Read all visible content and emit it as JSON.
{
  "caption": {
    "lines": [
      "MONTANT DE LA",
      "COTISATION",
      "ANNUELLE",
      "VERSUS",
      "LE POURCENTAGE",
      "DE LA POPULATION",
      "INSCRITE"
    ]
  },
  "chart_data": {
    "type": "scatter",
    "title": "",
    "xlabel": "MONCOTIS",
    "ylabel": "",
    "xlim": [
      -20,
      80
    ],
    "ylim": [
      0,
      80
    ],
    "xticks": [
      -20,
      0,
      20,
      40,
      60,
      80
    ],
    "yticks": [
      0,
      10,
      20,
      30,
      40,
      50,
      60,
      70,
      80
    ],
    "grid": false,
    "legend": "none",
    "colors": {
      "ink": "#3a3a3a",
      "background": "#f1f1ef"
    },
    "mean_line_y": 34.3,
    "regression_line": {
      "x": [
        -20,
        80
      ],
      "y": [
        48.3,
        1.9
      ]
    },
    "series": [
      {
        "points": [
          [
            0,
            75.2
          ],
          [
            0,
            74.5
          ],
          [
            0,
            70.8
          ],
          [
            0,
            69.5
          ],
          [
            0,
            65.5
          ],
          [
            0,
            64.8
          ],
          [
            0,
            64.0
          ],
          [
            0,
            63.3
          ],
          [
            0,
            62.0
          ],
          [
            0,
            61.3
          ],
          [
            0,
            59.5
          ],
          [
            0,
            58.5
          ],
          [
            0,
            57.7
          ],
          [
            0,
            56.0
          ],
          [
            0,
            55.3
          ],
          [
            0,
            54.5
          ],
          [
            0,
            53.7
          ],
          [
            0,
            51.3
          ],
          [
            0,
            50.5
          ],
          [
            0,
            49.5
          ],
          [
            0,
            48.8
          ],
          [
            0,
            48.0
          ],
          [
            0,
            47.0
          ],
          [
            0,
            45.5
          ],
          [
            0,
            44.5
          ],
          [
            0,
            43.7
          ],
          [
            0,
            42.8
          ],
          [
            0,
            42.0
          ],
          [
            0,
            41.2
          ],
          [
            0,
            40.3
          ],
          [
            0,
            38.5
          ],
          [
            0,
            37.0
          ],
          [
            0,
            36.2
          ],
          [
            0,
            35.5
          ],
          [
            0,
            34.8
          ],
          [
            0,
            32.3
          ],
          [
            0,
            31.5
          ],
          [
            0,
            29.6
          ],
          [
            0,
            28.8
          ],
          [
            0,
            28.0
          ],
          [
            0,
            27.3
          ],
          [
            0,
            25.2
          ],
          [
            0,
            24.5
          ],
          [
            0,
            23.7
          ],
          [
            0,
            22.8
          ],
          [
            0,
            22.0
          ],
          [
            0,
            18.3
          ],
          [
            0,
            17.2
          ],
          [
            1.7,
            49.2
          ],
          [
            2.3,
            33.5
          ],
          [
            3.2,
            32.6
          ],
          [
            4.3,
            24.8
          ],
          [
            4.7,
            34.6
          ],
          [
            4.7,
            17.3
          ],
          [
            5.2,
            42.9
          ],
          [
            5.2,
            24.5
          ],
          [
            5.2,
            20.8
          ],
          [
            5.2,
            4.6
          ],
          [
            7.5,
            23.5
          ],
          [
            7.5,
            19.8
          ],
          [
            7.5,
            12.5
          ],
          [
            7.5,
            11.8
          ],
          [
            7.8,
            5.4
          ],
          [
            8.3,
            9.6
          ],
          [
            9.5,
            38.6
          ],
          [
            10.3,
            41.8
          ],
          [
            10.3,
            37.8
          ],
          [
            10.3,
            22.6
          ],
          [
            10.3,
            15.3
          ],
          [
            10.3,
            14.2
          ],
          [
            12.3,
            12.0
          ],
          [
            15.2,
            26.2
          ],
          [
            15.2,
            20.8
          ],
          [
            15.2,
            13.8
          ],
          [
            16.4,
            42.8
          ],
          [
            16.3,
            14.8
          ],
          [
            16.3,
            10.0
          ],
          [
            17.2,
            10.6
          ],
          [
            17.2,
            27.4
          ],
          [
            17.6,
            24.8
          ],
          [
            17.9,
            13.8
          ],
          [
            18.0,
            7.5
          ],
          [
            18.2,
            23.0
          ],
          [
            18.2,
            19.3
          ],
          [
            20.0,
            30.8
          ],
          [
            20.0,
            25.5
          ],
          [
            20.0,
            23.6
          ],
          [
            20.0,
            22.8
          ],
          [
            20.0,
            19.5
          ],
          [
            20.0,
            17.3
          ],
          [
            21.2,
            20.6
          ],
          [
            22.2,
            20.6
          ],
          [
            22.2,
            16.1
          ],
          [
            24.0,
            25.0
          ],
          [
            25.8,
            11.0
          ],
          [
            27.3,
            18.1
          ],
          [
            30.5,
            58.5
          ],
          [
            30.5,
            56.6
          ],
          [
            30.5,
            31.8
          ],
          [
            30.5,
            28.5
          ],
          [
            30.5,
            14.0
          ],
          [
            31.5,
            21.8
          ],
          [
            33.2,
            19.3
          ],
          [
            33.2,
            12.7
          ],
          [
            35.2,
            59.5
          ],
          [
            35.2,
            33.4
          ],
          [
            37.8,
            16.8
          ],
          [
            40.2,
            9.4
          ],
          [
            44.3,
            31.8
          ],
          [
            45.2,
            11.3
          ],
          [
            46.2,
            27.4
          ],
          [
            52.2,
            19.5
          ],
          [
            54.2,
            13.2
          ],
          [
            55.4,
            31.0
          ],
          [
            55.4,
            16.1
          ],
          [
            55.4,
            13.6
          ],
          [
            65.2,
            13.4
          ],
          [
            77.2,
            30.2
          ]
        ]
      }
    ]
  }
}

==

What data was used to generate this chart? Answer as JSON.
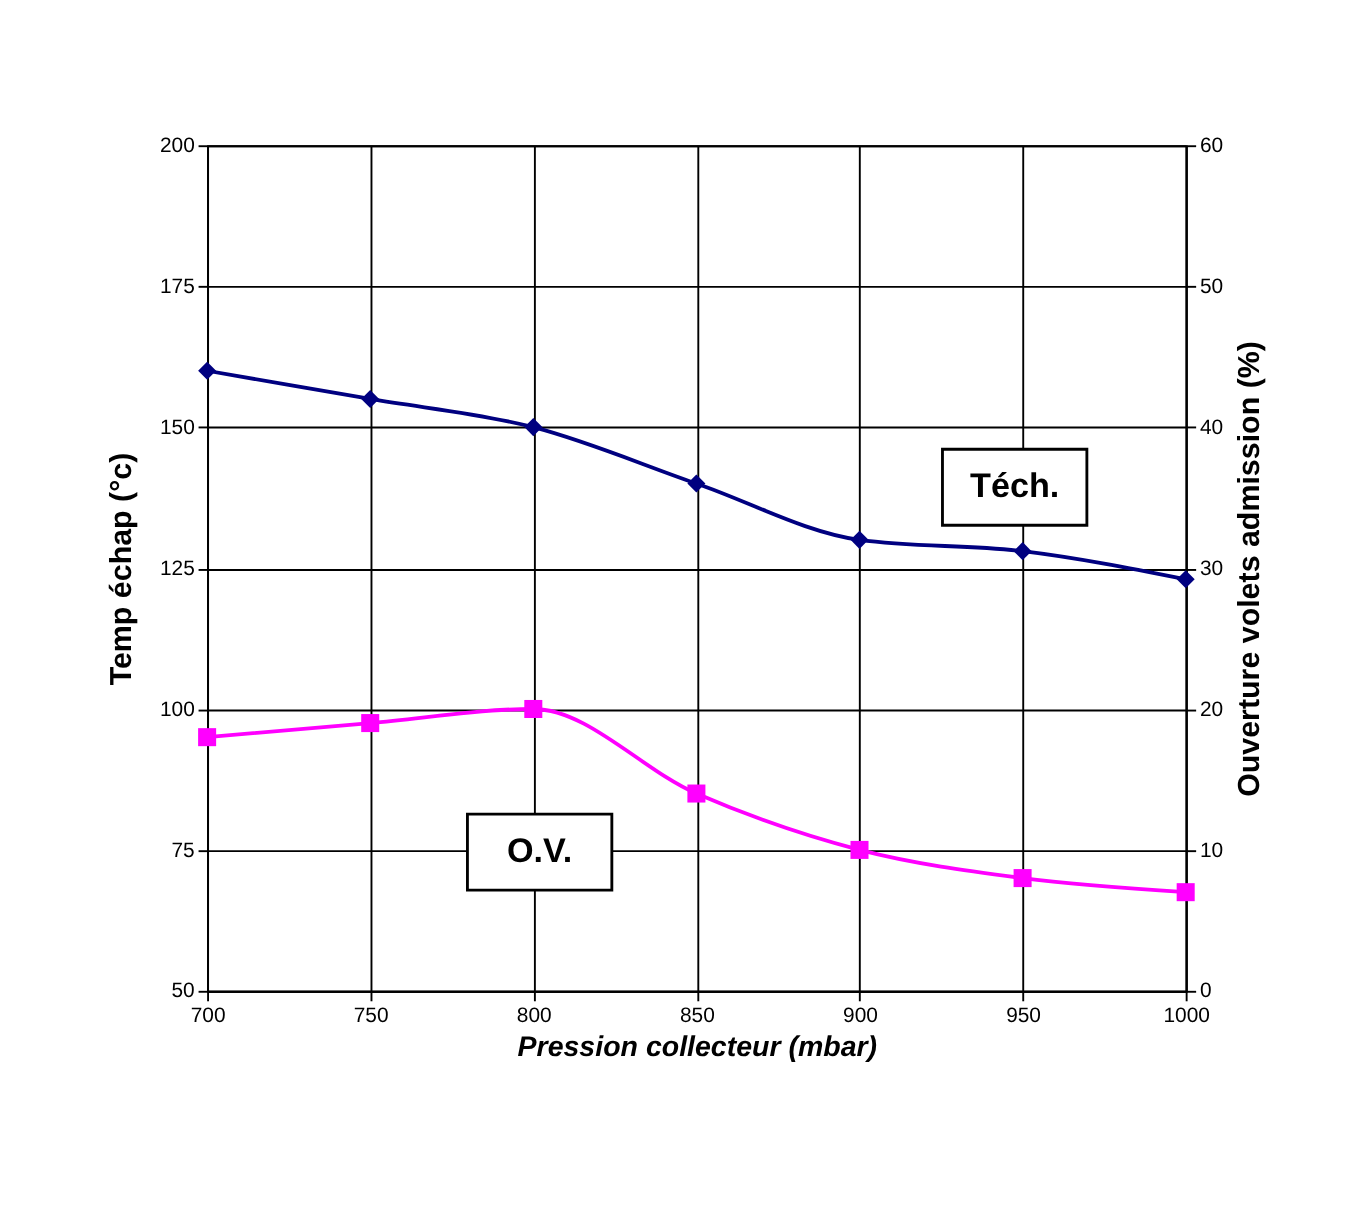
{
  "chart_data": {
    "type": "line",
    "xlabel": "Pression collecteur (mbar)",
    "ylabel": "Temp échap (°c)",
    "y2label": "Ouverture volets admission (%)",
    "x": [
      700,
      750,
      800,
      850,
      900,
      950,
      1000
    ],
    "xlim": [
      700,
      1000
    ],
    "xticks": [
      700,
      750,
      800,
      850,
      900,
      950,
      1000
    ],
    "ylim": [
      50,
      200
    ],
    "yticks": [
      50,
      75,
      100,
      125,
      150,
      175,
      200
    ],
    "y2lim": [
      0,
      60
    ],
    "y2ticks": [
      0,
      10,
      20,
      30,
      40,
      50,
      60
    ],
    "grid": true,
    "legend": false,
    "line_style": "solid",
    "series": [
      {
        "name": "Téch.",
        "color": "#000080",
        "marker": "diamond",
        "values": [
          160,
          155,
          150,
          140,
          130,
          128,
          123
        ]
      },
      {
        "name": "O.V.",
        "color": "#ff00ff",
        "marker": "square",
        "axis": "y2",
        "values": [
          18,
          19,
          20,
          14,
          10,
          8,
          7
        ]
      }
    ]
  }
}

GOAL OF THE EXERCISE | Filter the listing for the word "JSON" and copy every line that holds it.

COMPLETE RESPONSE |
Read all visible content and emit it as JSON.
What data was used to generate this chart? Answer as JSON.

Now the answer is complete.